▶ _SOURCE TEXT_:
——————
Paul Nelson writes a long rave review of The Who Sell Out in The New York Times.

 

Transcript:

 

‘Rock Is Too Serious,’ Say The Who

By Paul Nelson

It may or may not be true that “Sgt. Pepper's Lonely Hearts Club Band” has made the themeless rock LP all but obsolete, but certainly no one can minimize the influence of The Beatles’ masterwork in terms of album conceptualization, intellectualism and structure. Although the death notices for the random rock collection may be greatly exaggerated, it is more than coincidence that such recent releases as The Who Sell Out (Decca DL 74950) and The Vanilla Fudge’s The Beat Goes On (Atco SD 33237) fit squarely into the mainstream of the new “concept album" genre.

Whether this growing trend in pop music toward formalism is positive or negative is arguable. Some say that too much emphasis on the cerebral can only kill the basic joy and vitality of the music, while others see the new intellectualism as the coming of age for rock as an art form. Obviously, this question of Art with a capital A has no answer. Either side can be right or wrong depending upon the ammunition used to attack or repel. Pro: The Who appear to wear their classicality naturally so the trend seems both inherent and logical. Con: The rigorous pseudointellectualism of The Vanilla Fudge positively overwhelms any free-flowing niceties the group might otherwise present.

Ironically, Peter Townshend, the lead guitarist for The Who and one of rock's most brilliant and influential songwriters, takes a curious and often pragmatic position on the growing formalism. He feels that “there's no bloody youth in music today.” One of the group’s main purposes in “The Who Sell Out,” said Townshend when I interviewed him, was “to lighten up, to take away some of the seriousness which seems to hang around the band, which isn’t really there . . . We wanted to change the fact that so many fans approach us so seriously.”

Why then, the “concept” approach?

“It's got a slight formalism because we thought we needed a form throughout the album to make it stand up within the terms of the other albums coming out today. Having a form for an album seems to be what is happening, and we wanted a form for ours which would be . . . very humoristic.

“Our title, 'The Who Sell Out,' is not meant in the usual terms of ‘selling out’ or sales. It referees to the fact that we’ve ‘sold out’ to a concept of advertising. We’ve got commercials on the album which we composed about genuine products like Heinz Beans, Medac, Odorono, and stuff like that. We’ve written songs about them and stuck them in. And that led to another idea: that of making the whole album into a radio program.”

*

The “Radio London" format comes complete with all the accoutrements of Top-40 radio: the aforementioned commercials, station identifications, never-a-silent-moment sound montages, an express-train pace. This mock unity casts a lovely satiric spell over most of the record.

Some of the depth and humor is apparent in the ideas Townshend has on the use of commercials within the LP:

“Some of ’em are short and some of them take the length of proper songs. The must successful one is the one I wrote, I think. It's called ‘Odorono.’ This is the nearest to the idea which I originally had, which was to make songs about real products — but real songs as well, you know. It’s about a mor is apparent in the ideas a star. She’s taking an audition and an impresario is coming to see her about one of her jobs and everything goes fantastically well.
——————
▶ _REQUIREMENTS_:
• a. Which products does the review of The Who Sell Out name as subjects of the album's commercials?
• b. Extract the passage of the review of The Who Sell Out starting at "Whether this growing" and ending at "might otherwise present.".
The data that follows has no connection to the review.
——————
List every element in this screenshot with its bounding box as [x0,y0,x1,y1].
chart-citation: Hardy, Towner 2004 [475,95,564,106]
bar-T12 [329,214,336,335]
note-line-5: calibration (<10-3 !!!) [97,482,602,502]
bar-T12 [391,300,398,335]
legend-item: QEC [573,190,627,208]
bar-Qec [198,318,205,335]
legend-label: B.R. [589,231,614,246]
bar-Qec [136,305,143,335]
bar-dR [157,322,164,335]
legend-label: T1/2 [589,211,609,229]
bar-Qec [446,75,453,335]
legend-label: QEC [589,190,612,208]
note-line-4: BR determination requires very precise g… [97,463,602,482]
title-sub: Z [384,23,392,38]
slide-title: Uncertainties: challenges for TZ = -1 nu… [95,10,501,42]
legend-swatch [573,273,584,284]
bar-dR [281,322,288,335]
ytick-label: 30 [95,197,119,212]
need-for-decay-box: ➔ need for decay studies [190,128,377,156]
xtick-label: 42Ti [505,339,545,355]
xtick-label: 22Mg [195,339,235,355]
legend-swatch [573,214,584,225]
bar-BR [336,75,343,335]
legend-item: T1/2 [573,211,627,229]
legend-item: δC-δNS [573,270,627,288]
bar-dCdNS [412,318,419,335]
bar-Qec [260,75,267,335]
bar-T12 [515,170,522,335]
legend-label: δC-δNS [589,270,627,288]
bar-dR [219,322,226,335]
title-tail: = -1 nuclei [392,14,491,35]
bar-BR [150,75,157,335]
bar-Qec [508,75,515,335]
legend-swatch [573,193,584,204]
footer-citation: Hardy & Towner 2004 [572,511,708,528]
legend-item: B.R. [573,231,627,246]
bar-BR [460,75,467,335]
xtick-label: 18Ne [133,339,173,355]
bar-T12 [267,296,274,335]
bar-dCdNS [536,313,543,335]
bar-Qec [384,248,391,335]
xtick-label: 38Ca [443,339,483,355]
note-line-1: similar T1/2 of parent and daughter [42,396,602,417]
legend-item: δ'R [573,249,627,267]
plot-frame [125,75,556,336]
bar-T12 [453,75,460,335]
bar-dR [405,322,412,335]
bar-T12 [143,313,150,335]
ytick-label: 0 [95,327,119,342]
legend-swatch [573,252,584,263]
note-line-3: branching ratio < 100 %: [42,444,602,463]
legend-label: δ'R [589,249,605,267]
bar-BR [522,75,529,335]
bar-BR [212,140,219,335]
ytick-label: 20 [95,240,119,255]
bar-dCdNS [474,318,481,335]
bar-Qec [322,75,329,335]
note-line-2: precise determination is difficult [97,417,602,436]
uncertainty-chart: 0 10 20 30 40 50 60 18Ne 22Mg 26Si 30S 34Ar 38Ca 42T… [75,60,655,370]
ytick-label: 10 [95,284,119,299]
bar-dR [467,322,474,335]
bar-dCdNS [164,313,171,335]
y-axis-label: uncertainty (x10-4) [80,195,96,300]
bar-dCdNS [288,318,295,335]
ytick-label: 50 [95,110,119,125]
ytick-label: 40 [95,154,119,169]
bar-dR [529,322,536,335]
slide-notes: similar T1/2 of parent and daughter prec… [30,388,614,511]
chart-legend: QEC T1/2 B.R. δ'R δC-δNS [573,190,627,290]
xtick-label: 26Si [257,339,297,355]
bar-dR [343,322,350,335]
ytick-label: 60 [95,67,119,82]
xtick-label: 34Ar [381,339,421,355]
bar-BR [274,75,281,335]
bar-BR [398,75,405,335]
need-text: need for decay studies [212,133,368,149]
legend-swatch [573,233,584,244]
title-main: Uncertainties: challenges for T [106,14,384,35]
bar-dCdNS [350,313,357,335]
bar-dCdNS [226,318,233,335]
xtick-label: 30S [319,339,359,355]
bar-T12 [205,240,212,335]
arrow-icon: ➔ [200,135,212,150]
——————
▶ _RESULTS OF THE EXERCISE_:
• a. Heinz Beans, Medac and Odorono.

• b.
Whether this growing trend in pop music toward formalism is positive or negative is arguable. Some say that too much emphasis on the cerebral can only kill the basic joy and vitality of the music, while others see the new intellectualism as the coming of age for rock as an art form. Obviously, this question of Art with a capital A has no answer. Either side can be right or wrong depending upon the ammunition used to attack or repel. Pro: The Who appear to wear their classicality naturally so the trend seems both inherent and logical. Con: The rigorous pseudointellectualism of The Vanilla Fudge positively overwhelms any free-flowing niceties the group might otherwise present.